» Description of the task
Tally the lines in the data that follows that include the word "source", and report nothing but the total.

[Figure content listings]
* * * * *

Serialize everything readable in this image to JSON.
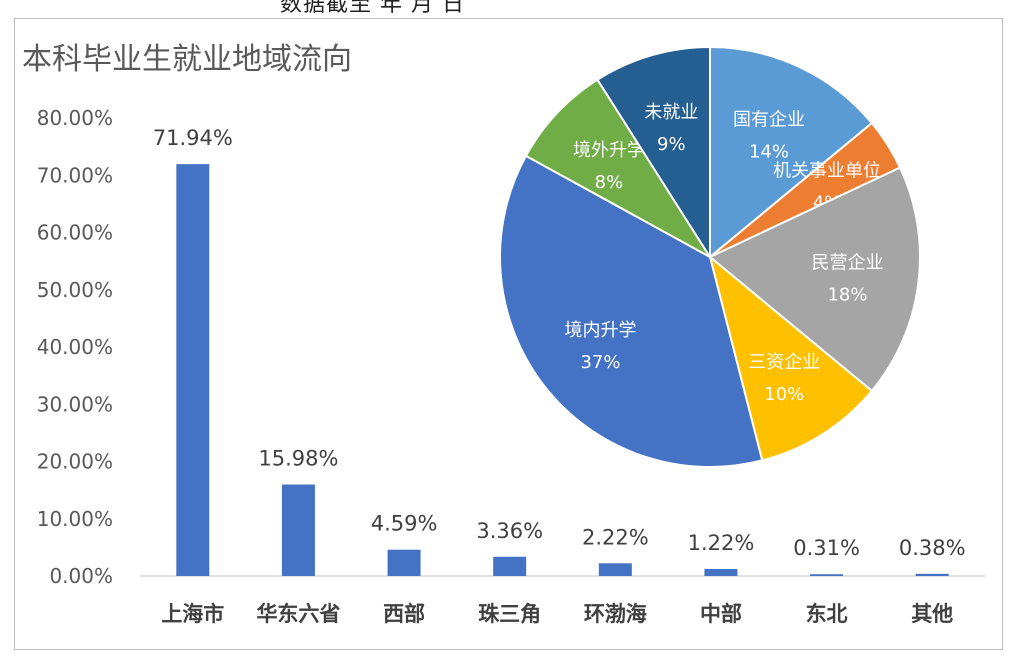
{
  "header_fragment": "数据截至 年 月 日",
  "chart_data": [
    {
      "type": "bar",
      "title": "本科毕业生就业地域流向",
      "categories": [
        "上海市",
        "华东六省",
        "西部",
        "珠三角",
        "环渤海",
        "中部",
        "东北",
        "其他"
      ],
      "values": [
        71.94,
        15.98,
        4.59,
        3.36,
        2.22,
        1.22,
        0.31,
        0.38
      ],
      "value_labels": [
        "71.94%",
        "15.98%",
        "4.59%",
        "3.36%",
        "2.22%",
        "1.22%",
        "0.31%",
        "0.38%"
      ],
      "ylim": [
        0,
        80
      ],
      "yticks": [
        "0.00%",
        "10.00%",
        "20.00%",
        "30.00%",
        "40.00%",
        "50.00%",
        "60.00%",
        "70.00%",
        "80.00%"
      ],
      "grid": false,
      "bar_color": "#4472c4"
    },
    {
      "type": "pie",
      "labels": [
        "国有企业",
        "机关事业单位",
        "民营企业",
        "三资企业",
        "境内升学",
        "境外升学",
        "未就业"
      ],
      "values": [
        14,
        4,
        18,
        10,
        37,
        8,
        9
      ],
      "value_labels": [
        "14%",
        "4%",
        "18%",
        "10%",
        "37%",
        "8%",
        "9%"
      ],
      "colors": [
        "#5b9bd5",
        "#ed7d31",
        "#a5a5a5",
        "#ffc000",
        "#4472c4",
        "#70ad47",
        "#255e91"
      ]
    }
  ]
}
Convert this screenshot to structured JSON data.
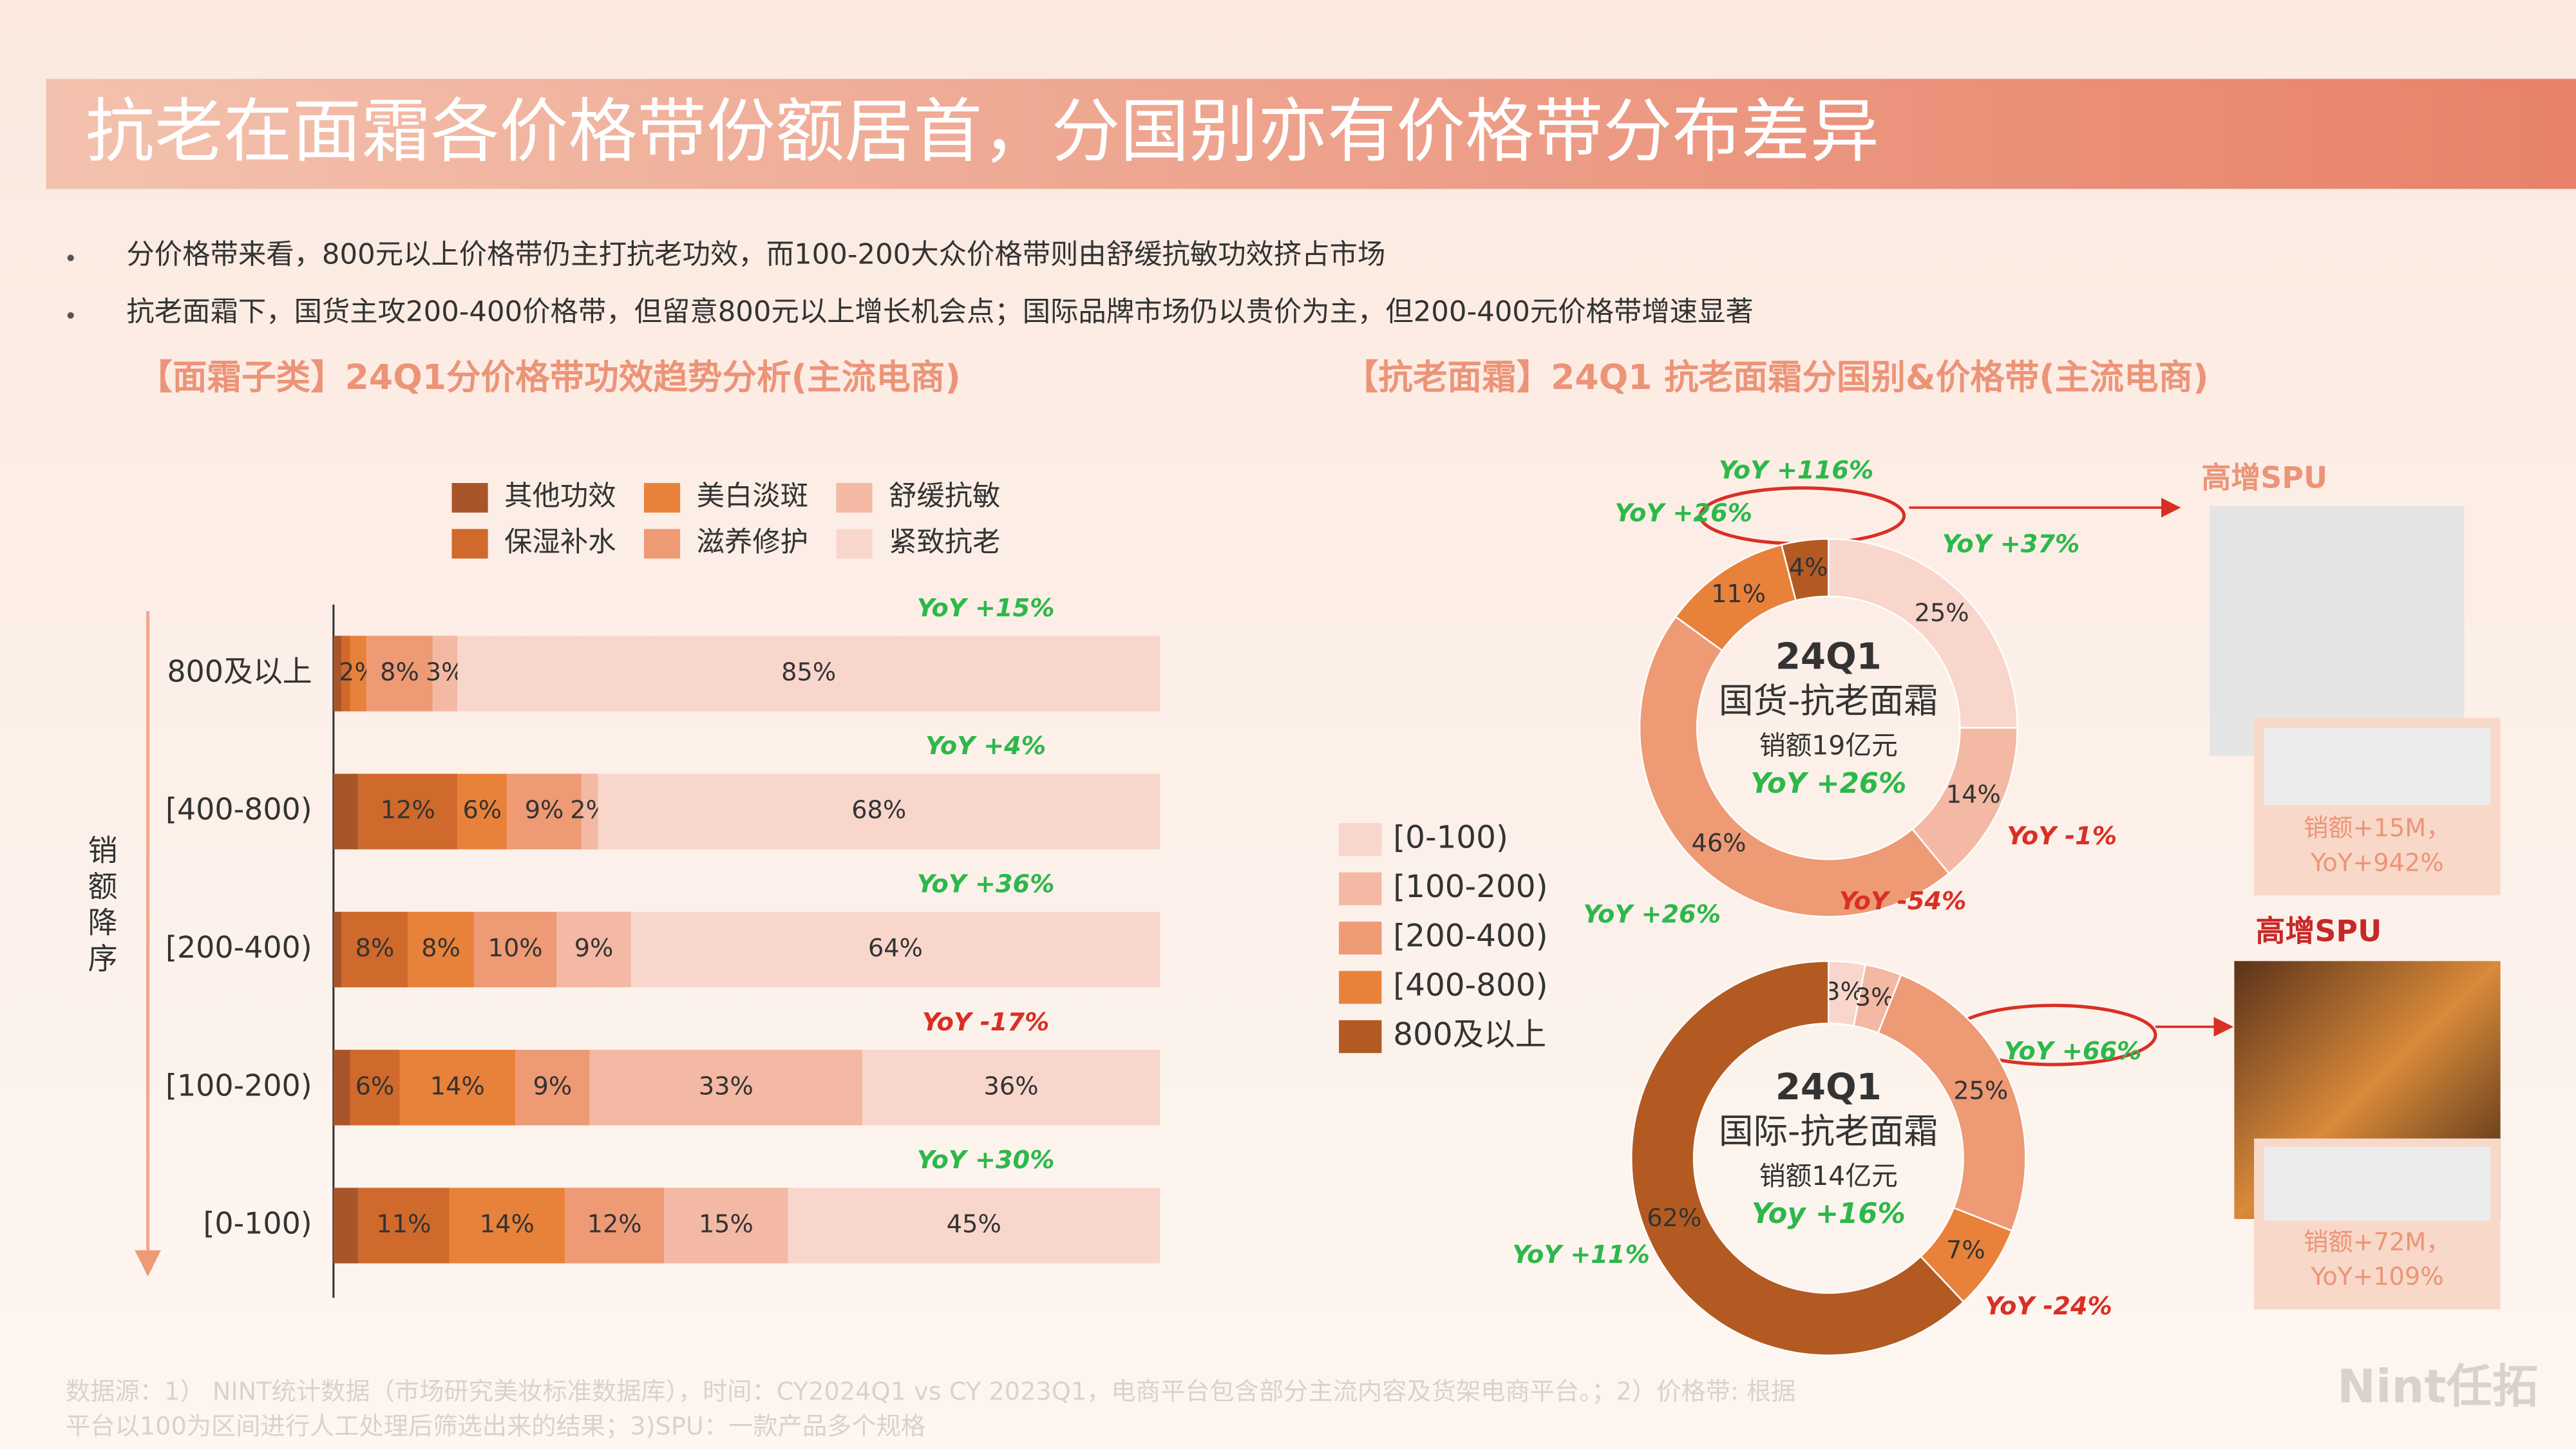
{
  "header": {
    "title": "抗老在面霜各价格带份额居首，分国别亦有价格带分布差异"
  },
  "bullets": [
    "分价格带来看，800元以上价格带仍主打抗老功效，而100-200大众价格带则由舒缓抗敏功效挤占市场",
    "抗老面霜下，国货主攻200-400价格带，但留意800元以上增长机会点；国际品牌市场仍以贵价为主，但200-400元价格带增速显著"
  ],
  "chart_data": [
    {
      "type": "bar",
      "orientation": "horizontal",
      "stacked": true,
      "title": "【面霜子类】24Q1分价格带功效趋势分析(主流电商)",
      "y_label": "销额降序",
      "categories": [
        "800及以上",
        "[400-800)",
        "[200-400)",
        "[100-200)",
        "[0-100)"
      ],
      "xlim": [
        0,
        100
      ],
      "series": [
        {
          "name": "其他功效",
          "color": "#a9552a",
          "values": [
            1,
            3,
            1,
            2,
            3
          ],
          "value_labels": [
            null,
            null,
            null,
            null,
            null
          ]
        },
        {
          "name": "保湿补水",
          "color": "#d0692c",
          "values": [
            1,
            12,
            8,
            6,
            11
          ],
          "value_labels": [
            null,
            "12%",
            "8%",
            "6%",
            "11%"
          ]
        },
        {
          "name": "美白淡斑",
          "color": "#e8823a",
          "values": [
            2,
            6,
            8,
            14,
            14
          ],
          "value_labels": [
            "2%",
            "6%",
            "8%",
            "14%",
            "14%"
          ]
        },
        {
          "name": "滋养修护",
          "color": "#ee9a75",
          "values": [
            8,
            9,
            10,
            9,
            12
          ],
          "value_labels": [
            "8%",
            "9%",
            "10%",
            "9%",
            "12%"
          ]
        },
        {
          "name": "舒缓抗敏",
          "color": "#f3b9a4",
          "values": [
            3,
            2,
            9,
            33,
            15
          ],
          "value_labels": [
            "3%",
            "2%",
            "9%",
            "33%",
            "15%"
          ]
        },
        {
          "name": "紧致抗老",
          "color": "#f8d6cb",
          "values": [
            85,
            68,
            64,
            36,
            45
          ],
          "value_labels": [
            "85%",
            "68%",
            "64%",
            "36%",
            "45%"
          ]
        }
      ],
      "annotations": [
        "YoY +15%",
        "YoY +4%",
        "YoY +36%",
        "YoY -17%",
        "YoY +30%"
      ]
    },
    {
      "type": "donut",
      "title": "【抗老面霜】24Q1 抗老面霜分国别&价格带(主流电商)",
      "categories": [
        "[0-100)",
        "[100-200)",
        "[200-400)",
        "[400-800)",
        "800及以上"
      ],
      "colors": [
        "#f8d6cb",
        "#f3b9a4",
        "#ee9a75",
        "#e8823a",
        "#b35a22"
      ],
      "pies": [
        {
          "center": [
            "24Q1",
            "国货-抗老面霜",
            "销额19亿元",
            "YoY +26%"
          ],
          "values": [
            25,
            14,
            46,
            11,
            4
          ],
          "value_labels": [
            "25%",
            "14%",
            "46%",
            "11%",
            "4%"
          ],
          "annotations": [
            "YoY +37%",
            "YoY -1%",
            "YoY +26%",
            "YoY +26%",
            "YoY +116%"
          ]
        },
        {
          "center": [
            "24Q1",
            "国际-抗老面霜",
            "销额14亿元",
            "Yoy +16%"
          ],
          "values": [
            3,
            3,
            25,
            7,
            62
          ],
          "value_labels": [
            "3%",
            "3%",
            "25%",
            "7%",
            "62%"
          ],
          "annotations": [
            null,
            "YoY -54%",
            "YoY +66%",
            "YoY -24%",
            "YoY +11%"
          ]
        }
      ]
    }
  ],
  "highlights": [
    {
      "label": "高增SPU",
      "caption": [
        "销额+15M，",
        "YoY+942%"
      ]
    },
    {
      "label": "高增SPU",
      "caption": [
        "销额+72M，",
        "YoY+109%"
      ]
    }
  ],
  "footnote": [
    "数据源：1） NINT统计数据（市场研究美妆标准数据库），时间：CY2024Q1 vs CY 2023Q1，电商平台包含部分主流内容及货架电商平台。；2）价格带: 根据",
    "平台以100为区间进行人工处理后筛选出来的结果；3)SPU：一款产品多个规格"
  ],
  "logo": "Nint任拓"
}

* * * * *

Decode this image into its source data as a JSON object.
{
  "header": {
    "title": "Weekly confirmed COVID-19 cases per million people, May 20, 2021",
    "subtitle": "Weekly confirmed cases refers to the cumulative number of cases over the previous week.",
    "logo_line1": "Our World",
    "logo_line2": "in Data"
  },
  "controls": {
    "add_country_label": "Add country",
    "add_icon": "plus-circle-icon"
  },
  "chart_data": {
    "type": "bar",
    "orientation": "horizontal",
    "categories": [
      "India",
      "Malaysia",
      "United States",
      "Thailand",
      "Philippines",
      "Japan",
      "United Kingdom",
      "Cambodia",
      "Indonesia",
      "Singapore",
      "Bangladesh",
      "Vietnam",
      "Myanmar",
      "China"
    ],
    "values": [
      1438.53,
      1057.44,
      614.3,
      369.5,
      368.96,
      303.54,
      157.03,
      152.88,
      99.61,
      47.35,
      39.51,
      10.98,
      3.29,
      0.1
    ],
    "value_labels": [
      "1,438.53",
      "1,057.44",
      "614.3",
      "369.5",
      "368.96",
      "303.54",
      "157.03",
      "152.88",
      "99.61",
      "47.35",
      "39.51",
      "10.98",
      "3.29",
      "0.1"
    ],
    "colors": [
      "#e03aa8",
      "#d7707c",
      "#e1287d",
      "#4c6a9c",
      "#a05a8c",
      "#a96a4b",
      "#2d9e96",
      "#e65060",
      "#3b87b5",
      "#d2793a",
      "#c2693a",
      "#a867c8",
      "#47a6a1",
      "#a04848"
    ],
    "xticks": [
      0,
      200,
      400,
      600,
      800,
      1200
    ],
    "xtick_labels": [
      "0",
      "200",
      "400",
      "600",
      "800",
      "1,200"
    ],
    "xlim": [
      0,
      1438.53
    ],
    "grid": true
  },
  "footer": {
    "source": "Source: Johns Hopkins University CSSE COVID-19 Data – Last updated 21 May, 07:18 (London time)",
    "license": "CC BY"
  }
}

* * * * *

» The output
2